Testo estratto:
Ariel Sharon è morto all’età di 85 anni dopo che otto anni fa era caduto in coma per un ictus. Se ne va "Arik", il "bulldozer" di Israele, undicesimo premier di Israele dal 2001 al 2006, l’uomo che ha dominato per anni la scena politica israeliana, guidato con forza pertinace la destra conservatrice e dato vita a una diplomazia non ortodossa e sempre controversa che lo spinse addirittura a ordinare il ritiro unilaterale israeliano dalla Striscia di Gaza. Sharon si era meritato i galloni sui campi di battaglia della guerra d’indipendenza e grazie ai successi accumulati nel corso delle elezioni in Israele.

La sua premiership viene ricordata dalla intransigenza nel condurre le operazioni di controterrorismo mista ad una serie di improvvisi gesti di pace che non sempre i suoi interlocutori palestinesi furono in grado di cogliere, come del resto era già avvenuto prima, con il predecessore Barak, nel 2000, al tempo del gran rifiuto di Yasser Arafat. Proprio la violenza scatenata durante la seconda Intifada e nell’Hamastan, con le bombe suicide nelle discoteche e sugli autobus, la strage di Netanya (30 israeliani ammazzati), spinsero Sharon a dare il via alla operazione "Scudo difensivo" per smantellare le infrastrutture del terrore in West Bank, con una riduzione del 46% degli attacchi che si sarebbero ridotti del 70% entro la fine dell’anno.

La mossa successiva, salutata positivamente dal Presidente Bush e dal segretario generale delle Nazioni Unite, Annan, sarebbe stata appunto il ritiro unilaterale dei settlers israeliani da Gaza e West Bank, una decisione che politicamente Sharon cercò di consolidare con la formazione del partito di centrodestra "Kadima", cercando di portare dentro la nuova formazione politica personalità del centrodestra e del centrosinistra. Nel gennaio del 2006 sarebbe arrivato, improvviso, il coma.

Sharon viene anche collegato al massacro perpetrato dai falangisti cristiano-libanesi nei campi profughi palestinesi di Sabra e Chatila nel 1982 (da 750 a 3000 vittime civili, secondo fonti tra loro contrapposte e controverse); all’epoca Arik era alla guida dei militari israeliani. Una commissione di inchiesta avrebbe giudicato Sharon indirettamente responsabile del massacro, accusandolo di non aver saputo anticipare la mossa dei falangisti (guidati da un comandante che a sua volta aveva visto la sua famiglia uccisa dai palestinesi nel cosiddetto "massacro del Darmour).

Una colpa che sarebbe stata alimentata dalla stampa – Time, per esempio, venne accusato da una corte di giustizia di aver falsamente accusato Sharon di avere una responsabilità diretta nel massacro – fino a costringerlo a dare le dimissioni dall’esercito. Come pure ricordiamo la controversa visita al Monte del Tempio di Gerusalemme nel 2000, contestatissima perché una delle aree contese come luogo santo della religione ebraica e terzo luogo sacro per i Musulmani, rafforzando la tendenziosa interpretazione storica per cui sarebbe stata colpa del leader israeliano se poi scoppiò la seconda Intifada.

Ma al di là delle polemiche se ne va uno delle icone di Israele, capace di forgiare l’orizzonte politico e anche militare e della sicurezza dello Stato di Davide. Come disse una volta Sharon ricordando l’Olocausto, "è un diritto del popolo ebraico, dopo anni di privazioni e sofferenze, di essere padrone del proprio destino e che nessuno si arroghi di poterne controllare l’esito. Dovremo preservare tale diritto più di ogni altra cosa".

Compito 1: Traduci in inglese questa frase del testo su Ariel Sharon: "Nel gennaio del 2006 sarebbe arrivato, improvviso, il coma."

Voci fornite:
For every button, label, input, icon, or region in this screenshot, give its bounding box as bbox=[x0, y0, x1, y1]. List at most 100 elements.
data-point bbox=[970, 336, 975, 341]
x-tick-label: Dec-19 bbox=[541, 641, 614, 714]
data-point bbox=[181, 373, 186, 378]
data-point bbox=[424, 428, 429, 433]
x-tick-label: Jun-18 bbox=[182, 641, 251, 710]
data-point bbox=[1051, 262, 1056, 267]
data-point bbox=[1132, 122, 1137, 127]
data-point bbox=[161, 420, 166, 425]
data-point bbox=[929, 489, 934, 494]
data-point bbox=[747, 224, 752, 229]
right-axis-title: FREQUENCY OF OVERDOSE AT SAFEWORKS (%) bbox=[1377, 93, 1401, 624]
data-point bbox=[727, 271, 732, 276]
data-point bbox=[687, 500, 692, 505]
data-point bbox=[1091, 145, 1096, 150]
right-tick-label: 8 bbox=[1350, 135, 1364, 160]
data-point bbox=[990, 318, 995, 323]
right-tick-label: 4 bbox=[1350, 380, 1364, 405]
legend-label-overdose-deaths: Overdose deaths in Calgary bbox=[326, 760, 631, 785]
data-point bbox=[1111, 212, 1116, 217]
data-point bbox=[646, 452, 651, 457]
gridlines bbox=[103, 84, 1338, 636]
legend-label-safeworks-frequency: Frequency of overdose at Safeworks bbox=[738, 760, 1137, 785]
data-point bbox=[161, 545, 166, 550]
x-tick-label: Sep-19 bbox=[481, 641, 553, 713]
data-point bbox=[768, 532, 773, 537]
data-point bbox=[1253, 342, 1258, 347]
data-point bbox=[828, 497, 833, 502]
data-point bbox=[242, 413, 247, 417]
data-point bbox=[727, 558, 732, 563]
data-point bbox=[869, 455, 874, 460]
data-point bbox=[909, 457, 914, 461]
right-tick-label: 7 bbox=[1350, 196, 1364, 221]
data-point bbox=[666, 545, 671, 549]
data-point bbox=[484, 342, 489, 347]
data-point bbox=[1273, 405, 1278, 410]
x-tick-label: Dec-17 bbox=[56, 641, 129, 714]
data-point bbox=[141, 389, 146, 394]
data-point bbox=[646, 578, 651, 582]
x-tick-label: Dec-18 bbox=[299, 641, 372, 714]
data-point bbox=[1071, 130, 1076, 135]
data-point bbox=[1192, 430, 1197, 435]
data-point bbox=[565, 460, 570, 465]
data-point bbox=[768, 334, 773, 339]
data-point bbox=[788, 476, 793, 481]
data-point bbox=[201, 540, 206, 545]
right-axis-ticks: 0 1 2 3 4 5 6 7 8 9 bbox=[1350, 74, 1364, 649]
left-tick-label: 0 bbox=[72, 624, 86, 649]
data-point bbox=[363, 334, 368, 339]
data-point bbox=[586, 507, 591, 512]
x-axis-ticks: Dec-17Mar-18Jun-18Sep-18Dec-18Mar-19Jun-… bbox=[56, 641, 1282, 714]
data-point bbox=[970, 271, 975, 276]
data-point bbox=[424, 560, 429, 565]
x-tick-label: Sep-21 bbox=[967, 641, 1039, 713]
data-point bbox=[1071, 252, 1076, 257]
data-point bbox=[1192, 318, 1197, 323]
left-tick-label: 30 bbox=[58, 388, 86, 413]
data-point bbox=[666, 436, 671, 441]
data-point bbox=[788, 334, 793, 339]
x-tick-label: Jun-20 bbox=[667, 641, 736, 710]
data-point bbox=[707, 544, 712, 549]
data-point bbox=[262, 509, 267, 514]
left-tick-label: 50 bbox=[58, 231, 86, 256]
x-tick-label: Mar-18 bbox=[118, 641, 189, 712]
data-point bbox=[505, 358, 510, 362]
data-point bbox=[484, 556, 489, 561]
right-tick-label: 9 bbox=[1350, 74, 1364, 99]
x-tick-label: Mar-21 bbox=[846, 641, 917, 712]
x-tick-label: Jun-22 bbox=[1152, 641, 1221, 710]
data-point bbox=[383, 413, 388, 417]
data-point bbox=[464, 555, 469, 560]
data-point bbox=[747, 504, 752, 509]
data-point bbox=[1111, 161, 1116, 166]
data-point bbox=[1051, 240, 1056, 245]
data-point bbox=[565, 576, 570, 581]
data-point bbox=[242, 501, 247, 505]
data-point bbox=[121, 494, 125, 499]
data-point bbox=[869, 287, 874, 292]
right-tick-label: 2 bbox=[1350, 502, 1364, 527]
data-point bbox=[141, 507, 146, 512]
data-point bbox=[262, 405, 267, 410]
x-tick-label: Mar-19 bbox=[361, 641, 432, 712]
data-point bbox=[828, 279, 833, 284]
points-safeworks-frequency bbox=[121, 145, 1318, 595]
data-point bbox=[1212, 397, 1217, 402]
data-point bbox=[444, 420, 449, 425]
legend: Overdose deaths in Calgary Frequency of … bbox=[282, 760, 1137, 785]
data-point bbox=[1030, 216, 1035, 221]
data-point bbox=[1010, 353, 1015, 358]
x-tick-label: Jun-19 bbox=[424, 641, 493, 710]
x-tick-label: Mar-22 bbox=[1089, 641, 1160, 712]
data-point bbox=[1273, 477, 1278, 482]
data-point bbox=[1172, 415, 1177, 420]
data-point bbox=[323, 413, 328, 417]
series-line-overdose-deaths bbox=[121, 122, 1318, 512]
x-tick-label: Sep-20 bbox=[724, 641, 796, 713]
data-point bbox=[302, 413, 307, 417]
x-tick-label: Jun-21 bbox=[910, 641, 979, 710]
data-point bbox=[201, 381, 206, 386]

Compito 2: Trascrivi senza modifiche le righe delle voci che vanno dall'inizio delle voci fino alla riga che contiene "right-tick-label: 4 bbox=[1350, 380, 1364, 405]", entrambe comprese.

Soluzione svolta 1: In January 2006 the coma would come, suddenly.

Soluzione svolta 2:
For every button, label, input, icon, or region in this screenshot, give its bounding box as bbox=[x0, y0, x1, y1]. List at most 100 elements.
data-point bbox=[970, 336, 975, 341]
x-tick-label: Dec-19 bbox=[541, 641, 614, 714]
data-point bbox=[181, 373, 186, 378]
data-point bbox=[424, 428, 429, 433]
x-tick-label: Jun-18 bbox=[182, 641, 251, 710]
data-point bbox=[1051, 262, 1056, 267]
data-point bbox=[1132, 122, 1137, 127]
data-point bbox=[161, 420, 166, 425]
data-point bbox=[929, 489, 934, 494]
data-point bbox=[747, 224, 752, 229]
right-axis-title: FREQUENCY OF OVERDOSE AT SAFEWORKS (%) bbox=[1377, 93, 1401, 624]
data-point bbox=[727, 271, 732, 276]
data-point bbox=[687, 500, 692, 505]
data-point bbox=[1091, 145, 1096, 150]
right-tick-label: 8 bbox=[1350, 135, 1364, 160]
data-point bbox=[990, 318, 995, 323]
right-tick-label: 4 bbox=[1350, 380, 1364, 405]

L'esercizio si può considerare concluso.